(Data entries for graphics)

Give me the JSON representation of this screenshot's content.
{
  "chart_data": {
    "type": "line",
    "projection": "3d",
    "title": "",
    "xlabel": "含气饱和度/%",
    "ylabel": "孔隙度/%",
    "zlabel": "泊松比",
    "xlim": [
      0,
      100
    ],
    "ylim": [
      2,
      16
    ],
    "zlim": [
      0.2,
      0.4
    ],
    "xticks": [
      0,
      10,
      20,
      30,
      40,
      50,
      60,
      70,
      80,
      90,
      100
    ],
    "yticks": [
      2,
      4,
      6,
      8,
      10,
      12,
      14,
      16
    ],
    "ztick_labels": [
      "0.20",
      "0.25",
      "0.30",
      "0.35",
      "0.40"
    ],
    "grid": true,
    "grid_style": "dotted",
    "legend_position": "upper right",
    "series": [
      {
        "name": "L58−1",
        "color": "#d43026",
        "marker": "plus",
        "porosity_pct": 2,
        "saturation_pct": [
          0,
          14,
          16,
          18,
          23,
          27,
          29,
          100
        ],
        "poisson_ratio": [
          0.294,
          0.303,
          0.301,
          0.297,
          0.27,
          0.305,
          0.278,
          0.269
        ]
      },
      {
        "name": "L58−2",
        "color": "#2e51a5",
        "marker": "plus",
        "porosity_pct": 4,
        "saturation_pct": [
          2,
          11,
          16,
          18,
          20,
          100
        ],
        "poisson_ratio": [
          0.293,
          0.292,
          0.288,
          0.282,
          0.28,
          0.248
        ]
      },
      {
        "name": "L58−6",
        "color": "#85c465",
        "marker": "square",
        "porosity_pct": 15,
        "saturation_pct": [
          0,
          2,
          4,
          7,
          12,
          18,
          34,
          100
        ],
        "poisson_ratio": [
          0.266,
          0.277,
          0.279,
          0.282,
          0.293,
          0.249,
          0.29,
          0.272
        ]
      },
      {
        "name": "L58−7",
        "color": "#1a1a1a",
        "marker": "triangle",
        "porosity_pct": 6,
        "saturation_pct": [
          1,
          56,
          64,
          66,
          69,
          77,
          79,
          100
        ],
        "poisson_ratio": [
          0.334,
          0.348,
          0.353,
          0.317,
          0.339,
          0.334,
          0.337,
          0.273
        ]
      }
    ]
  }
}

== Goal ==
Send back all of the entries exactly, with nothing missing.

== Written answer ==
Give me the JSON representation of this screenshot's content.
{
  "chart_data": {
    "type": "line",
    "projection": "3d",
    "title": "",
    "xlabel": "含气饱和度/%",
    "ylabel": "孔隙度/%",
    "zlabel": "泊松比",
    "xlim": [
      0,
      100
    ],
    "ylim": [
      2,
      16
    ],
    "zlim": [
      0.2,
      0.4
    ],
    "xticks": [
      0,
      10,
      20,
      30,
      40,
      50,
      60,
      70,
      80,
      90,
      100
    ],
    "yticks": [
      2,
      4,
      6,
      8,
      10,
      12,
      14,
      16
    ],
    "ztick_labels": [
      "0.20",
      "0.25",
      "0.30",
      "0.35",
      "0.40"
    ],
    "grid": true,
    "grid_style": "dotted",
    "legend_position": "upper right",
    "series": [
      {
        "name": "L58−1",
        "color": "#d43026",
        "marker": "plus",
        "porosity_pct": 2,
        "saturation_pct": [
          0,
          14,
          16,
          18,
          23,
          27,
          29,
          100
        ],
        "poisson_ratio": [
          0.294,
          0.303,
          0.301,
          0.297,
          0.27,
          0.305,
          0.278,
          0.269
        ]
      },
      {
        "name": "L58−2",
        "color": "#2e51a5",
        "marker": "plus",
        "porosity_pct": 4,
        "saturation_pct": [
          2,
          11,
          16,
          18,
          20,
          100
        ],
        "poisson_ratio": [
          0.293,
          0.292,
          0.288,
          0.282,
          0.28,
          0.248
        ]
      },
      {
        "name": "L58−6",
        "color": "#85c465",
        "marker": "square",
        "porosity_pct": 15,
        "saturation_pct": [
          0,
          2,
          4,
          7,
          12,
          18,
          34,
          100
        ],
        "poisson_ratio": [
          0.266,
          0.277,
          0.279,
          0.282,
          0.293,
          0.249,
          0.29,
          0.272
        ]
      },
      {
        "name": "L58−7",
        "color": "#1a1a1a",
        "marker": "triangle",
        "porosity_pct": 6,
        "saturation_pct": [
          1,
          56,
          64,
          66,
          69,
          77,
          79,
          100
        ],
        "poisson_ratio": [
          0.334,
          0.348,
          0.353,
          0.317,
          0.339,
          0.334,
          0.337,
          0.273
        ]
      }
    ]
  }
}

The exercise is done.